● Text provided:
---

Branch prediction related Optimizations for Multithreaded Processors by Durbhakula, Murthy
Branch prediction related Optimizations for Multithreaded 
Processors  
Murthy Durbhakula 
Indian Institute of Technology Hyderabad, India 
cs15resch11013@iith.ac.in, murthy.durbhakula@gmail.com 
Abstract Major chip manufacturers have all introduced Multithreaded processors. These 
processors are used for running a variety of workloads. Efficient resource utilization is an 
important design aspect in such processors. Depending on the workload, mis-speculated 
execution can severely impact resource utilization and power utilization. In general, compared to 
a uniprocessor, a multithreaded processor may have better tolerance towards mis-speculation.

---

● Data section:
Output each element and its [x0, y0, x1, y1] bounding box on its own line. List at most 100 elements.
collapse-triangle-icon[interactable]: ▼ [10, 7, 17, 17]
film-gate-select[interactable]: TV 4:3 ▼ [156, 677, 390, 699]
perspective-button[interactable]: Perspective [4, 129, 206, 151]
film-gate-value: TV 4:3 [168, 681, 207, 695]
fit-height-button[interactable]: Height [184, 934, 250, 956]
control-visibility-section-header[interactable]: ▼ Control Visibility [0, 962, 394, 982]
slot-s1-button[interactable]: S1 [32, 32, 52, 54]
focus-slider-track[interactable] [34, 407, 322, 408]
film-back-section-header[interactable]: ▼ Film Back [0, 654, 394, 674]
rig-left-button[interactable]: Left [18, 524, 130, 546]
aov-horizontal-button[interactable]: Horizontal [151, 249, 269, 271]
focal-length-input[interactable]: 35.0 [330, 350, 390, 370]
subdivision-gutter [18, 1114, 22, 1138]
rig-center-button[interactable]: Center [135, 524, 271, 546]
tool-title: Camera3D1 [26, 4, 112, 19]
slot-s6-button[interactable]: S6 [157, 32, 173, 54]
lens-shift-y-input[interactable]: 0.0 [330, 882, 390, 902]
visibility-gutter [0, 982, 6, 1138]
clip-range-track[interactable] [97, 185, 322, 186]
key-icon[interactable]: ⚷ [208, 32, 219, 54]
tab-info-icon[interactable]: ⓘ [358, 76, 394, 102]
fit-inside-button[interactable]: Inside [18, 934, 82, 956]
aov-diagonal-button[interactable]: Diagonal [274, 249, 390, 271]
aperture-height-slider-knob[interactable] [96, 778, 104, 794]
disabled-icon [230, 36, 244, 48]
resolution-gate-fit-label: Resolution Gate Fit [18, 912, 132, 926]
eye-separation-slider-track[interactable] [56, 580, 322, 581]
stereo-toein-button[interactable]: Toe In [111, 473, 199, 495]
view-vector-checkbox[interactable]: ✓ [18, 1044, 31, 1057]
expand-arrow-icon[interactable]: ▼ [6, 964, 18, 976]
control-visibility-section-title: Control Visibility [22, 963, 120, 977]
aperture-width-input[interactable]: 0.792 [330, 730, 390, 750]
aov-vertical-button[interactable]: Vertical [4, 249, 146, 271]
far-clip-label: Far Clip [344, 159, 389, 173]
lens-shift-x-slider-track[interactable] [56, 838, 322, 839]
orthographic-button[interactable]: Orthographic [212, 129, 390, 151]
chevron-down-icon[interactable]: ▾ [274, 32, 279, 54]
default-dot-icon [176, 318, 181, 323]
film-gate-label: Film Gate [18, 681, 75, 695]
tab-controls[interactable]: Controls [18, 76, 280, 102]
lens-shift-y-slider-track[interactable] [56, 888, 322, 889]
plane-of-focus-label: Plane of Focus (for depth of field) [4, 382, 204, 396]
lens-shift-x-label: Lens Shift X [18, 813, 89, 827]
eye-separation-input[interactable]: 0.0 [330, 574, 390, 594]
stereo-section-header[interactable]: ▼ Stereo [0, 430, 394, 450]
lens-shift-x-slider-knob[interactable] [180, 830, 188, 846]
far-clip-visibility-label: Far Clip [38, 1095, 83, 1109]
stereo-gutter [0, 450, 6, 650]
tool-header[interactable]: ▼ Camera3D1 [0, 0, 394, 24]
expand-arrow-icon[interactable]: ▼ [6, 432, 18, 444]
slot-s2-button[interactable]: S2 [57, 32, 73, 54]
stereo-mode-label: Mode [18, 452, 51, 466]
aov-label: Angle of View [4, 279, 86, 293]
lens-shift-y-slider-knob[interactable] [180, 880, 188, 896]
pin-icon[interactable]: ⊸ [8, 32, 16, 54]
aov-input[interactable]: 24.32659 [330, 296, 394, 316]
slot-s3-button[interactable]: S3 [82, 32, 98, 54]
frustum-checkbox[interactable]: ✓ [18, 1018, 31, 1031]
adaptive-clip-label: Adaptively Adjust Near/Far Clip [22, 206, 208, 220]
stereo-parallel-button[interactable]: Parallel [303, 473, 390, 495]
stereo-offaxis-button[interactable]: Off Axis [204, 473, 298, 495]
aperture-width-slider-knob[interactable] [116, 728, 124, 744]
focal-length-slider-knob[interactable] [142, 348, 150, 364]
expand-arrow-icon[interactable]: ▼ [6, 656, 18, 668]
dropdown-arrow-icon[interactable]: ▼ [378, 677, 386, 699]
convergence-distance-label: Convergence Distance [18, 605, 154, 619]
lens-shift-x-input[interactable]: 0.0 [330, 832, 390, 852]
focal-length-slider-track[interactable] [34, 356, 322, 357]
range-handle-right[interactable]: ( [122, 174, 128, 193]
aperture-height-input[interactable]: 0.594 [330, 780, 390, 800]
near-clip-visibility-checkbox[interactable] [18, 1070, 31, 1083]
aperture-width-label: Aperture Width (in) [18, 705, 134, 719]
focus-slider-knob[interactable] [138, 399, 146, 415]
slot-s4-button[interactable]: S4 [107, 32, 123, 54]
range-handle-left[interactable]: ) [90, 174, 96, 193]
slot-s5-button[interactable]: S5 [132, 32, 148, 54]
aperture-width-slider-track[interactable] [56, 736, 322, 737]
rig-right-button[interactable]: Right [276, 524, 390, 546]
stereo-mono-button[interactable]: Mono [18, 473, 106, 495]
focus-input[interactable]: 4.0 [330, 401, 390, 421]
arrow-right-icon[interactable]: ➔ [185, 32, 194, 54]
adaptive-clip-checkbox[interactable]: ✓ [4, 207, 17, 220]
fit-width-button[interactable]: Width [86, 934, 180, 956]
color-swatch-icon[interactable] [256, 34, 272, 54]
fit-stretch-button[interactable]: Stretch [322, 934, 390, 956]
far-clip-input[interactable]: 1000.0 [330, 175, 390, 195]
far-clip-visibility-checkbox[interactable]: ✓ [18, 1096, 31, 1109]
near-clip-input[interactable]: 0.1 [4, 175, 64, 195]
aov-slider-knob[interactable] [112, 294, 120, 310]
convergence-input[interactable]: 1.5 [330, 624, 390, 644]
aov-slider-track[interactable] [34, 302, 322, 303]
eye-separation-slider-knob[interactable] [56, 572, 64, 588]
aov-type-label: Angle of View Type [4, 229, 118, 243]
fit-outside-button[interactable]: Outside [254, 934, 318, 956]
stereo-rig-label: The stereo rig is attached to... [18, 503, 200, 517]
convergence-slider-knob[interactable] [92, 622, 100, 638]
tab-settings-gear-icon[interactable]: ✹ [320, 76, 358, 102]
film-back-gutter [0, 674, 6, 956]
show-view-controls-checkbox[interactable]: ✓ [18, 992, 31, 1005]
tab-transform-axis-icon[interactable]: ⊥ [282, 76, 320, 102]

---

Please continue the abstract on branch prediction optimizations for multithreaded processors, starting right after its last sentence.

● Result below:
However there can still be phases where even a multi-threaded processor performance may get 
impacted by branch induced mis-speculation. In this paper I propose monitoring the branch 
predictor behavior of various hardware threads running on the multi-threaded processor and use 
that information as a feedback to the thread arbiter/picker which schedules the next thread to 
fetch instructions from. If I find that a particular thread is going through a phase where it is 
consistently mis-predicting its branches and its average branch misprediction stall is above a 
specific threshold then I temporarily reduce the priority for picking that thread. I do a qualitative 
comparison of various solutions to the problem of resource inefficiency caused due to mis-
speculated branches in multithreaded processors. This work can be extended by doing a 
quantitative evaluation.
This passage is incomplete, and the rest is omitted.